*STATED EXERCISE*:
Reproduce the data verbatim, starting at the line that holds "x-tick xyxy=(376,1093,396,1111)" and ending at the line that holds "x-tick-label: 7:20:2 xyxy=(519,1099,583,1163)", including both of those lines.
------------------------------------------------------------
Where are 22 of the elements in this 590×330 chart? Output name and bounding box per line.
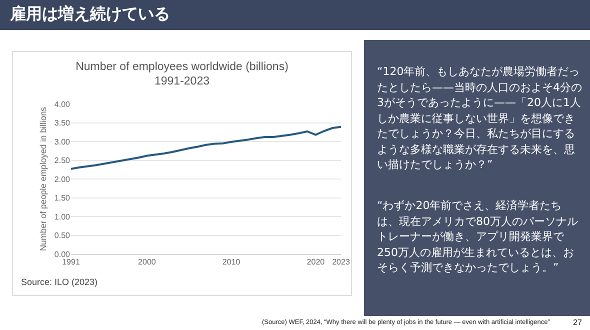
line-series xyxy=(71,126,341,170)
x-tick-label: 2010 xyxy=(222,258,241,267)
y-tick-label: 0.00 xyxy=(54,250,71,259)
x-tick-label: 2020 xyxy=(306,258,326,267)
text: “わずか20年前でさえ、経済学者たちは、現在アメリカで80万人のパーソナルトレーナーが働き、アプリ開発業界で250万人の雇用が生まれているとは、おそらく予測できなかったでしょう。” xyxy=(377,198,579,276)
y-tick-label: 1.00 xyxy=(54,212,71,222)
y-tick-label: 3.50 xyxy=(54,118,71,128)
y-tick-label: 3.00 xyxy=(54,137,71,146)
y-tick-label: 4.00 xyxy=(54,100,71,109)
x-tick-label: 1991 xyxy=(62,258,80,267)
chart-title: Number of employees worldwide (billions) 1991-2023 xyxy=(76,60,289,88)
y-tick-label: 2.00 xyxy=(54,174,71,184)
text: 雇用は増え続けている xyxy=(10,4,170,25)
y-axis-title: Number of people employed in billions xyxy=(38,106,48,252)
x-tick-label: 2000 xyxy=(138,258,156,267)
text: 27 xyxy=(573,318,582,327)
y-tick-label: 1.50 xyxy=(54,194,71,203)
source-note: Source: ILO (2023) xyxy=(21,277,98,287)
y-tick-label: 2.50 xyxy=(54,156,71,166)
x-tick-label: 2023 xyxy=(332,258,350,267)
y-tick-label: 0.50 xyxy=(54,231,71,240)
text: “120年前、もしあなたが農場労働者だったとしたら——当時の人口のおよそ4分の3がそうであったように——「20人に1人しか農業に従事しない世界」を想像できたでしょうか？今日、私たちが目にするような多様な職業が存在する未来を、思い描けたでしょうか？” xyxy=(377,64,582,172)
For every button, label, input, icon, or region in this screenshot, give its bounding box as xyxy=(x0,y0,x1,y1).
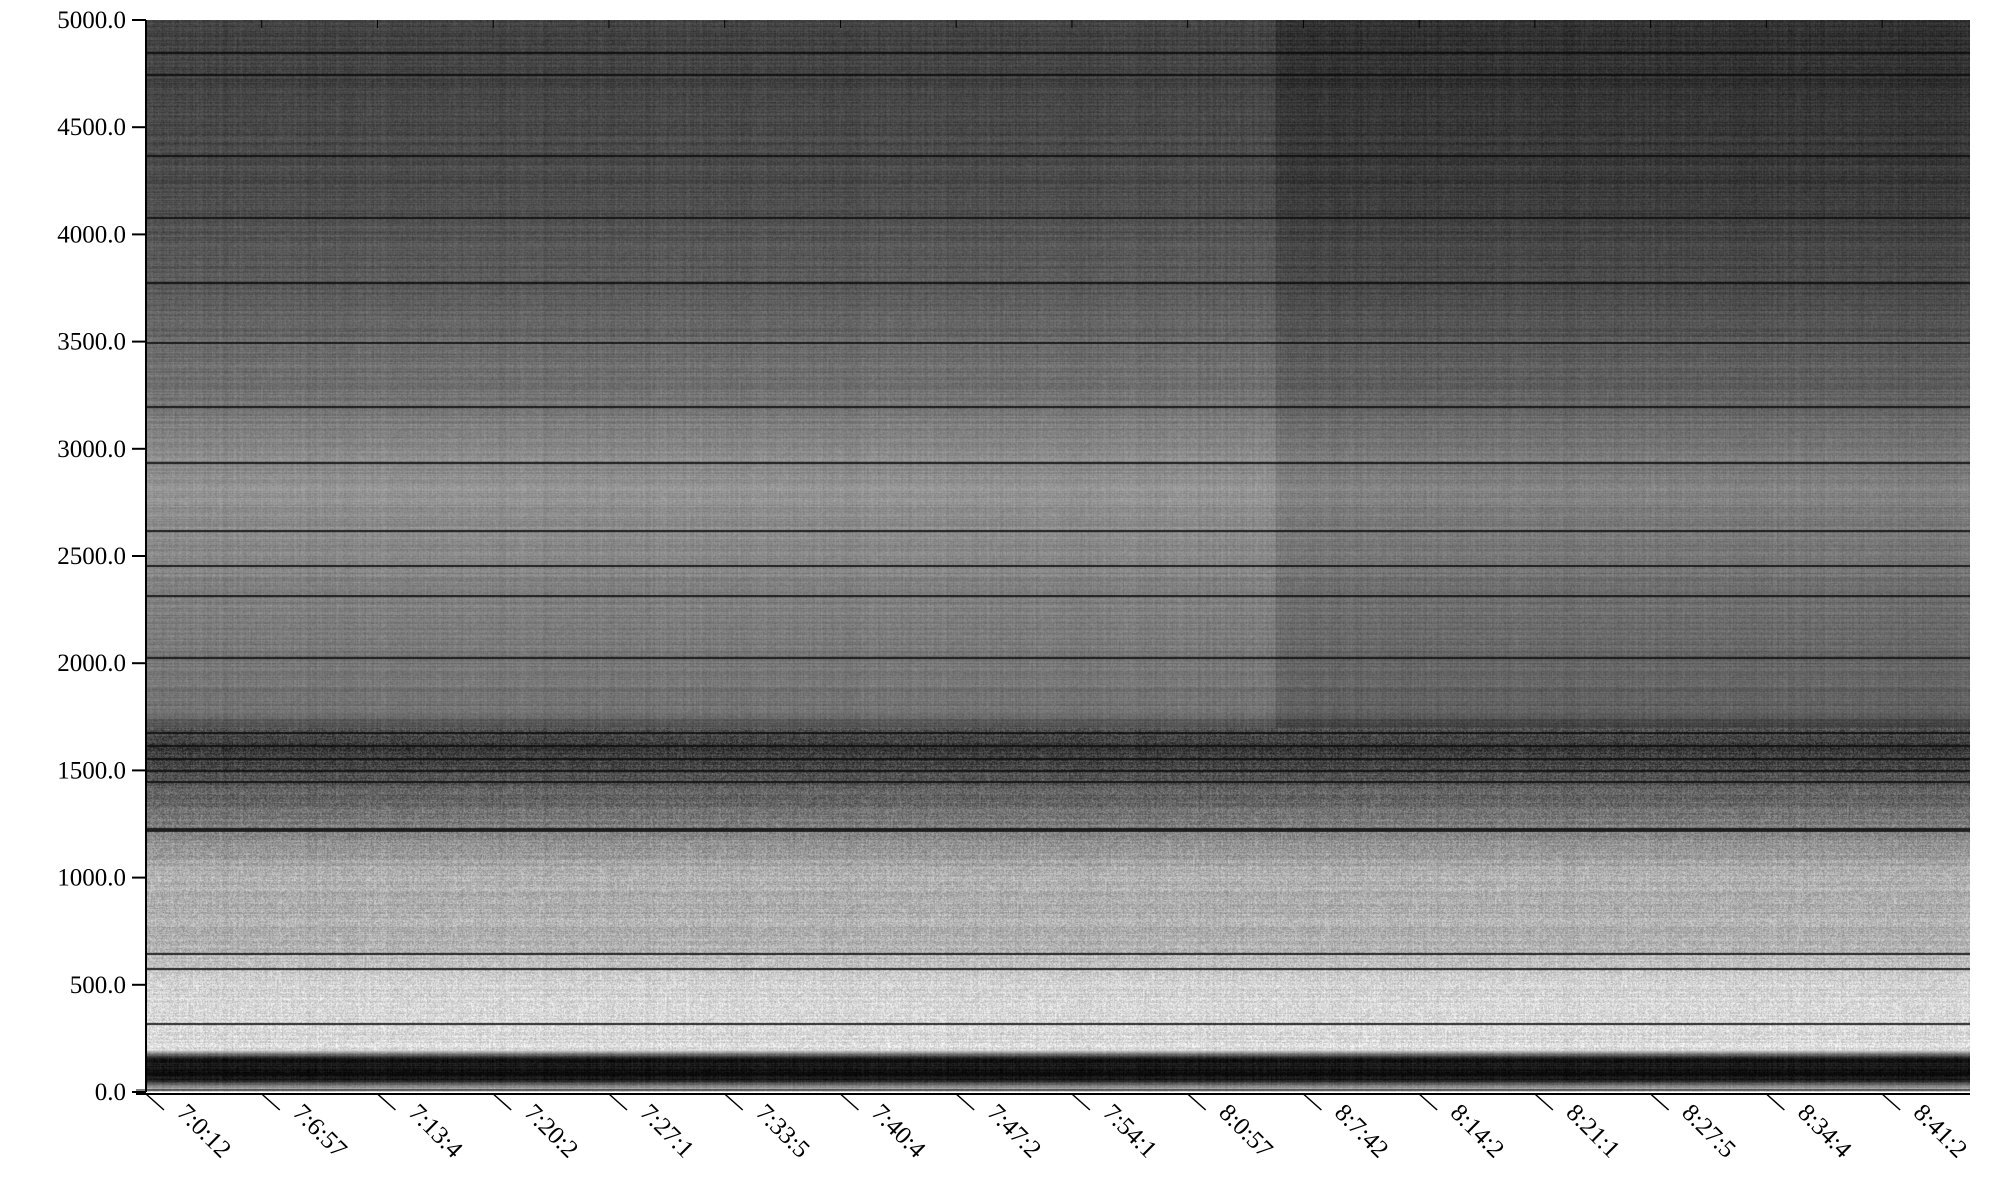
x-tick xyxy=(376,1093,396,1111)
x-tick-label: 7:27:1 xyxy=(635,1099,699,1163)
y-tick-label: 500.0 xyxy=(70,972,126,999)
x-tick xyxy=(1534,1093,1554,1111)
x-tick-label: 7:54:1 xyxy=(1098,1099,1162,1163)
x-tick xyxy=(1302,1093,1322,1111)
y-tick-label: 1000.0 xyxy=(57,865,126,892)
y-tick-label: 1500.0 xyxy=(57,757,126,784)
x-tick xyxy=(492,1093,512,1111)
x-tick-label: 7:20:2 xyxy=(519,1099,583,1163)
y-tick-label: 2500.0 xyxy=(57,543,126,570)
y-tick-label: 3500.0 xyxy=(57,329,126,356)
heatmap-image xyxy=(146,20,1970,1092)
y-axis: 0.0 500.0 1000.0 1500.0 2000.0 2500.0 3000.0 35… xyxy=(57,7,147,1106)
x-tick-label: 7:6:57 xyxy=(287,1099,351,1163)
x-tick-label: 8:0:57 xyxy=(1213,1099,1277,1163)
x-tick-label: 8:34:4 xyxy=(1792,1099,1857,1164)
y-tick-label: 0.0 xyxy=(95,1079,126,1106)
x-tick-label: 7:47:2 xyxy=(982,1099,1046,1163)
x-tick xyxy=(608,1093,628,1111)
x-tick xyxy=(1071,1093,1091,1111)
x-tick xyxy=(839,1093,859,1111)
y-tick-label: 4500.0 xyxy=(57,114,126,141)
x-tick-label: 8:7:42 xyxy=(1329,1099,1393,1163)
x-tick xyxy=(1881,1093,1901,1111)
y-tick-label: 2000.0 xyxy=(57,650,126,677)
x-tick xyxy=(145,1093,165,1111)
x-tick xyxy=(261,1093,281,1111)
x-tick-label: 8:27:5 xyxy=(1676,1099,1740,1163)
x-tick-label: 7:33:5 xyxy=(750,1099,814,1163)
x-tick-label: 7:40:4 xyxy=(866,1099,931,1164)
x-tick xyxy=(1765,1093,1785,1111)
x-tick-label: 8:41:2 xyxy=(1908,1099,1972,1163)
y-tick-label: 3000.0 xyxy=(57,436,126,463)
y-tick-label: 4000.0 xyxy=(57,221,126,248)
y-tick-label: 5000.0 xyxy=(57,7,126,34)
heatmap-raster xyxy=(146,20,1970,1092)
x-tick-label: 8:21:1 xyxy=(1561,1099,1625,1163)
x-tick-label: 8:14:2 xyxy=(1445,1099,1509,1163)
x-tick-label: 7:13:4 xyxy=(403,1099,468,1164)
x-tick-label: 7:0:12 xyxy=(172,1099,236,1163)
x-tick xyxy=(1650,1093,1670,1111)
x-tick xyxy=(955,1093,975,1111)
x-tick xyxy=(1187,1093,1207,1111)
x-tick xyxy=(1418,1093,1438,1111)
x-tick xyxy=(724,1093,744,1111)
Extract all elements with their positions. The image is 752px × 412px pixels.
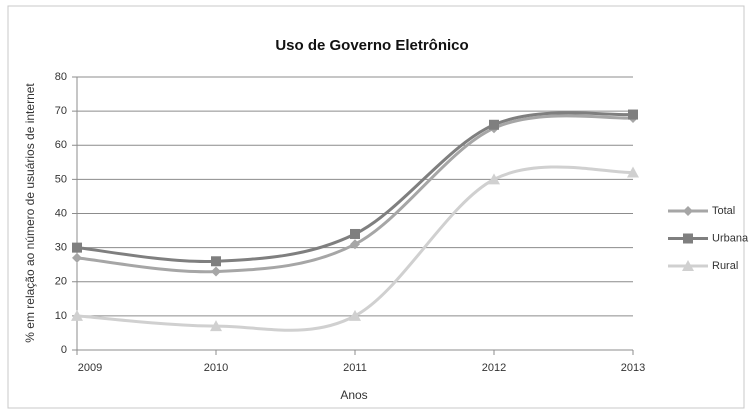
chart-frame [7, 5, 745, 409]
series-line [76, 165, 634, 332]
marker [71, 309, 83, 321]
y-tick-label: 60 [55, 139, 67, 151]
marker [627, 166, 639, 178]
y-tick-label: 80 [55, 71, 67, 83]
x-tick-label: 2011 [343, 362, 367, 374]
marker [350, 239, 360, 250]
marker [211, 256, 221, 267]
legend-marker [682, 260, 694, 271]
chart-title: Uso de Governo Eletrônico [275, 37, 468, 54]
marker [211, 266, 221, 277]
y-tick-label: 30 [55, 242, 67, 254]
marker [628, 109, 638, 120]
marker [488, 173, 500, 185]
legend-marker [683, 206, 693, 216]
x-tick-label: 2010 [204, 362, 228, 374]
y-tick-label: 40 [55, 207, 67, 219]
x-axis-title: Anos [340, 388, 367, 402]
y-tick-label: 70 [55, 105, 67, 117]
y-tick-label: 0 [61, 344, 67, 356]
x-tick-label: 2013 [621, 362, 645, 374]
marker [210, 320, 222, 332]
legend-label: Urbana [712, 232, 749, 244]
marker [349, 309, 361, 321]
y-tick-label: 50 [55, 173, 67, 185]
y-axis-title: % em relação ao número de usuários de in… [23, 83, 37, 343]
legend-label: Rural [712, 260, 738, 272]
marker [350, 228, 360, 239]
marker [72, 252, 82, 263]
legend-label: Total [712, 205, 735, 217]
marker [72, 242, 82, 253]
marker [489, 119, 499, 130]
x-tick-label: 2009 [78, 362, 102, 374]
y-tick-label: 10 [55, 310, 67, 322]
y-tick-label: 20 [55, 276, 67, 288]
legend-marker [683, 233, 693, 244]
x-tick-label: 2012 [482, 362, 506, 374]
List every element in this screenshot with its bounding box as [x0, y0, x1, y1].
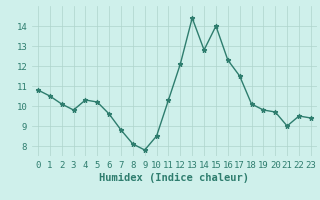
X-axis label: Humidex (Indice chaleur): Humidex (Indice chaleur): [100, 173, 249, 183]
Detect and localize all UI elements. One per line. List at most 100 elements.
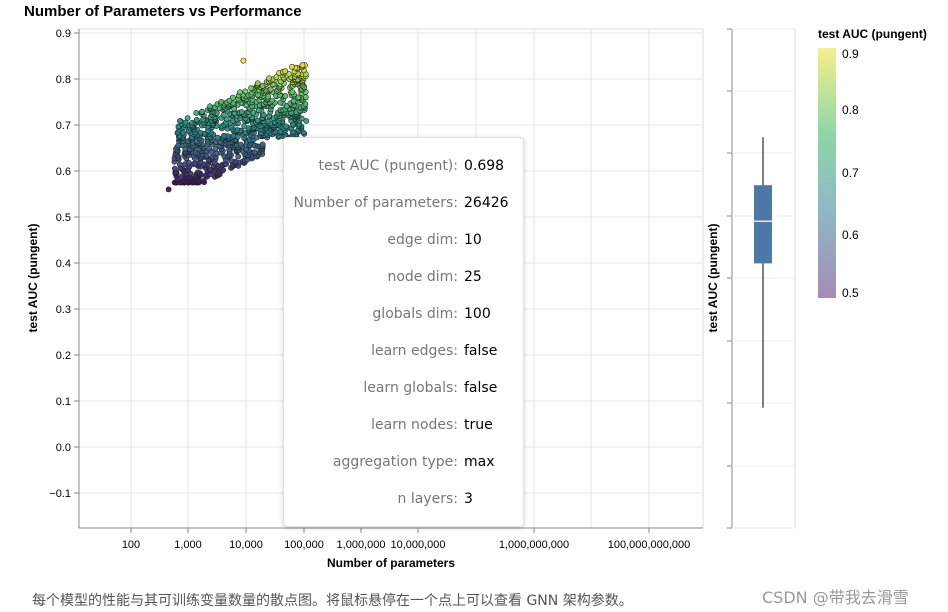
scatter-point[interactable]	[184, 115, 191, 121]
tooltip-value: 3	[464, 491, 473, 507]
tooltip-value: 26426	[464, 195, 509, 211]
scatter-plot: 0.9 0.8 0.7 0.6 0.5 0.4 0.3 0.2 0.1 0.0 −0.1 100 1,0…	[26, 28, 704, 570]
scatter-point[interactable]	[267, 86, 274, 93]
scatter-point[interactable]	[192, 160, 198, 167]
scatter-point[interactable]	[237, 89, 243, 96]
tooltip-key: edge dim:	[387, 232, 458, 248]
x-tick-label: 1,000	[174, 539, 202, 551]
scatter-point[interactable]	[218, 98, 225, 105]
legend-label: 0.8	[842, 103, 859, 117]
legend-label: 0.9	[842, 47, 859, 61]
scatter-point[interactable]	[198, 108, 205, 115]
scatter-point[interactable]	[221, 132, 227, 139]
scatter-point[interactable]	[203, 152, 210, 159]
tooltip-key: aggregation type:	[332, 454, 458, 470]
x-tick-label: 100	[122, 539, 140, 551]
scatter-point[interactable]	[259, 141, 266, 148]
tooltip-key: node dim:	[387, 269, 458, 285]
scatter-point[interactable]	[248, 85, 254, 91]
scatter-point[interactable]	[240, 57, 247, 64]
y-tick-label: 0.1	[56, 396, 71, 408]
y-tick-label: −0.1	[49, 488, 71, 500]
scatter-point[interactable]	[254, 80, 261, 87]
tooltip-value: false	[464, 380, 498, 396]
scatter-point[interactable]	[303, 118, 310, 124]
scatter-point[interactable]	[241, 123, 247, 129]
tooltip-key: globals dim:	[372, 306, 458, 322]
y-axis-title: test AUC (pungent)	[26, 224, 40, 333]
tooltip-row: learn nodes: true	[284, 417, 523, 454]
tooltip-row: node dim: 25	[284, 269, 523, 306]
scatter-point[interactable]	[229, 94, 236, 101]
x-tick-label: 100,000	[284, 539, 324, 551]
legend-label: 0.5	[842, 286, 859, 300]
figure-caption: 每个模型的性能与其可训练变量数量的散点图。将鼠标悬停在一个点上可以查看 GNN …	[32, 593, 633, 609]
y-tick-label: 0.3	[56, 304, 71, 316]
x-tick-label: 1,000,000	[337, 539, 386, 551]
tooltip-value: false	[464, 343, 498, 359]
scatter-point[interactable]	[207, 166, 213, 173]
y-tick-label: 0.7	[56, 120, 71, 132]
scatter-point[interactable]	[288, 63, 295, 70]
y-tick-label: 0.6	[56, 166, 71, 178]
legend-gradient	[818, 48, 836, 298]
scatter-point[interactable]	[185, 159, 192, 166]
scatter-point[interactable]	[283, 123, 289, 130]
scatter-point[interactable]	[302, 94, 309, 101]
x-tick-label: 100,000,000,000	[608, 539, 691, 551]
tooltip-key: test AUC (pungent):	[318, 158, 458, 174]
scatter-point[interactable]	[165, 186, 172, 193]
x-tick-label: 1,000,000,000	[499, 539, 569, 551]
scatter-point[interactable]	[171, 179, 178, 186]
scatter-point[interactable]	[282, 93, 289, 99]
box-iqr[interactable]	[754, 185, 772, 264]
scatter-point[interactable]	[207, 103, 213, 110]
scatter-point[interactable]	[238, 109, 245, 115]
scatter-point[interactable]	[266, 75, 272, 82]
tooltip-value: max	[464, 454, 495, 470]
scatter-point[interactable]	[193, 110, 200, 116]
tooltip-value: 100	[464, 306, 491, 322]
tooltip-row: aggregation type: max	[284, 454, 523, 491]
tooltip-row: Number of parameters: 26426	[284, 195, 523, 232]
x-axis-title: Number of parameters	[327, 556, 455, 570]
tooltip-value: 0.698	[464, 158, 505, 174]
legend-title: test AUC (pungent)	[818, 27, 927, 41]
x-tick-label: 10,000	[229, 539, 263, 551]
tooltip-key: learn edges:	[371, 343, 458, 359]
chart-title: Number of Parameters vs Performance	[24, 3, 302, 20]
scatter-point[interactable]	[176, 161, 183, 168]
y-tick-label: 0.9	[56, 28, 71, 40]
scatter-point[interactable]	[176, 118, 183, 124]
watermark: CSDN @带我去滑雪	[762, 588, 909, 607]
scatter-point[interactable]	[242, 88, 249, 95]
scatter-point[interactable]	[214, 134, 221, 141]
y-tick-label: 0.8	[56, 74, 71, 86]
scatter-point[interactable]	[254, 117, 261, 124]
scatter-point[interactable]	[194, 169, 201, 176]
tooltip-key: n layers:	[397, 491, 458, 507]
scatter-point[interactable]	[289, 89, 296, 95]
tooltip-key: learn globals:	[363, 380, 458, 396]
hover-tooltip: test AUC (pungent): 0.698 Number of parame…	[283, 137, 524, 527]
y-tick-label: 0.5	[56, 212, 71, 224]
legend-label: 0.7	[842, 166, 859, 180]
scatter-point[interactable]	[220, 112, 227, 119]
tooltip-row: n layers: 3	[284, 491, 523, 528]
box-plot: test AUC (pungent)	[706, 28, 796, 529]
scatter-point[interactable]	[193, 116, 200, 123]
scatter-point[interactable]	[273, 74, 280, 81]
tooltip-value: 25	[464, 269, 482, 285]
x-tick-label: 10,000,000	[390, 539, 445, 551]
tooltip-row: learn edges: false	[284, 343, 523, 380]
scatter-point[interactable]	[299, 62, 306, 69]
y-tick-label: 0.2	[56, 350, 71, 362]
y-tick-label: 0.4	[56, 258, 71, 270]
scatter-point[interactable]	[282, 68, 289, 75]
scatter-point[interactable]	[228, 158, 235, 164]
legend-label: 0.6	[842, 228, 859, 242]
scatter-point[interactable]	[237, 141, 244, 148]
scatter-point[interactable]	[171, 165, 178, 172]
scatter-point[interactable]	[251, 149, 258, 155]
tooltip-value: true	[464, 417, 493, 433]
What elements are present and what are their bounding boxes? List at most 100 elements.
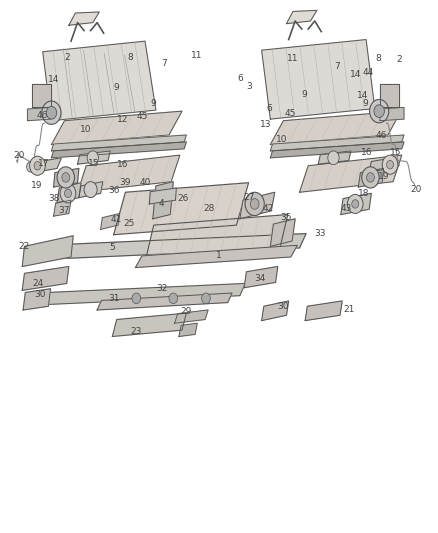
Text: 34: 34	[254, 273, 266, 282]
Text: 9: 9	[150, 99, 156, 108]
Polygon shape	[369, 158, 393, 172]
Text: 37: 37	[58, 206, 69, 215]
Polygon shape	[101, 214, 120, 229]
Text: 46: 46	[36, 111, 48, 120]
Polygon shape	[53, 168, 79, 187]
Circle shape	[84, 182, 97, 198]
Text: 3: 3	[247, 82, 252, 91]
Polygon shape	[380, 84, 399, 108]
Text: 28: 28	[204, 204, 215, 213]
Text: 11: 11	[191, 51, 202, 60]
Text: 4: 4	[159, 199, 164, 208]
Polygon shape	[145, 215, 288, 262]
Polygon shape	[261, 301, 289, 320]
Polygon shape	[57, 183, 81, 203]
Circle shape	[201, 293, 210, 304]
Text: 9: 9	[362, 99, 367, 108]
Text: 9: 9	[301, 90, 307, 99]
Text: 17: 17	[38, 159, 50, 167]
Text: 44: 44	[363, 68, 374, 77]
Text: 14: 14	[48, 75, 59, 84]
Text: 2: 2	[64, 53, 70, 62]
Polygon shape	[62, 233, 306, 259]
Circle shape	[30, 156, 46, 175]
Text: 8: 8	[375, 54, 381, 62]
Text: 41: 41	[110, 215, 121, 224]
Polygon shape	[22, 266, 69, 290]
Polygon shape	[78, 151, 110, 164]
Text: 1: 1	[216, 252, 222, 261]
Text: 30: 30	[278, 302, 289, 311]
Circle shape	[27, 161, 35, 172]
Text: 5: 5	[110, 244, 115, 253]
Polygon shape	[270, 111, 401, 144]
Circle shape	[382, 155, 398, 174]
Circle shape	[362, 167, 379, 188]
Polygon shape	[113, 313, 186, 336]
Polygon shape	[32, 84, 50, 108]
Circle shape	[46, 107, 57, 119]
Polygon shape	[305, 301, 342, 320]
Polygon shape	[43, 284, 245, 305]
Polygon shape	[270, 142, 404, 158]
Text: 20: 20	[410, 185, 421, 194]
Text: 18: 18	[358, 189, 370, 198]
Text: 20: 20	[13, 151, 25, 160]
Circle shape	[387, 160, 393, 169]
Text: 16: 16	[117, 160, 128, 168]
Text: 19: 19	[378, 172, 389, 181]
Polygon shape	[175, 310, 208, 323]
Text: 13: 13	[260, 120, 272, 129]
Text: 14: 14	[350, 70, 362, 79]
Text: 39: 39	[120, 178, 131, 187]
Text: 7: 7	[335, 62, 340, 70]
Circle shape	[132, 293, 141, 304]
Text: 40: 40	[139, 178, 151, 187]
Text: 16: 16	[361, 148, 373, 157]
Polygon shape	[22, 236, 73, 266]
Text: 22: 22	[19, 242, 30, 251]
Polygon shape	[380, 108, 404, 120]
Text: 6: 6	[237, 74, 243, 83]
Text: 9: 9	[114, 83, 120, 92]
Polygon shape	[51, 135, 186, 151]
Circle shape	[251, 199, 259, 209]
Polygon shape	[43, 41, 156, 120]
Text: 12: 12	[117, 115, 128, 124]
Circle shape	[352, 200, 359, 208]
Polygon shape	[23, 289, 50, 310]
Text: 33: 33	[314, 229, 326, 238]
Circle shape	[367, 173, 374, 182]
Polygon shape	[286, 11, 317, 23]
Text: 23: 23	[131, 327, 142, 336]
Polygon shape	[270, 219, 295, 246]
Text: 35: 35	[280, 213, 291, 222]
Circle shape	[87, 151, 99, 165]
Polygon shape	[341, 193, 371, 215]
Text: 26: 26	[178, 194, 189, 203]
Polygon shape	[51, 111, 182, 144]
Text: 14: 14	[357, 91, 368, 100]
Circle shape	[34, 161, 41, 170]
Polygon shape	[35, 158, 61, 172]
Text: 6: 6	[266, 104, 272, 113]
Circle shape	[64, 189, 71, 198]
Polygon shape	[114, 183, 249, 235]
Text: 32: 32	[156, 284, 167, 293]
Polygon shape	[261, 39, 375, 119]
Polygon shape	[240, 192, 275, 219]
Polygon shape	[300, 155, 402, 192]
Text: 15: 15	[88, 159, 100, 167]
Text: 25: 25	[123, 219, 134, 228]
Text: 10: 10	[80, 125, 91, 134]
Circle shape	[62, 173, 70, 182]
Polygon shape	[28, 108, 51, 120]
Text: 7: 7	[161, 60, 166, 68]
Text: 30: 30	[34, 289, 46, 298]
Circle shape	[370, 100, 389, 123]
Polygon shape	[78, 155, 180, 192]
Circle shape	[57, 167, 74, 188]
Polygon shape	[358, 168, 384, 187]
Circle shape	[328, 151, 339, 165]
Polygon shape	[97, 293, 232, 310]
------------------------------------------------------------
*OUTPUT*:
x-tick xyxy=(376,1093,396,1111)
x-tick-label: 7:27:1 xyxy=(635,1099,699,1163)
y-tick-label: 500.0 xyxy=(70,972,126,999)
x-tick xyxy=(1534,1093,1554,1111)
x-tick-label: 7:54:1 xyxy=(1098,1099,1162,1163)
x-tick xyxy=(1302,1093,1322,1111)
y-tick-label: 1000.0 xyxy=(57,865,126,892)
y-tick-label: 1500.0 xyxy=(57,757,126,784)
x-tick xyxy=(492,1093,512,1111)
x-tick-label: 7:20:2 xyxy=(519,1099,583,1163)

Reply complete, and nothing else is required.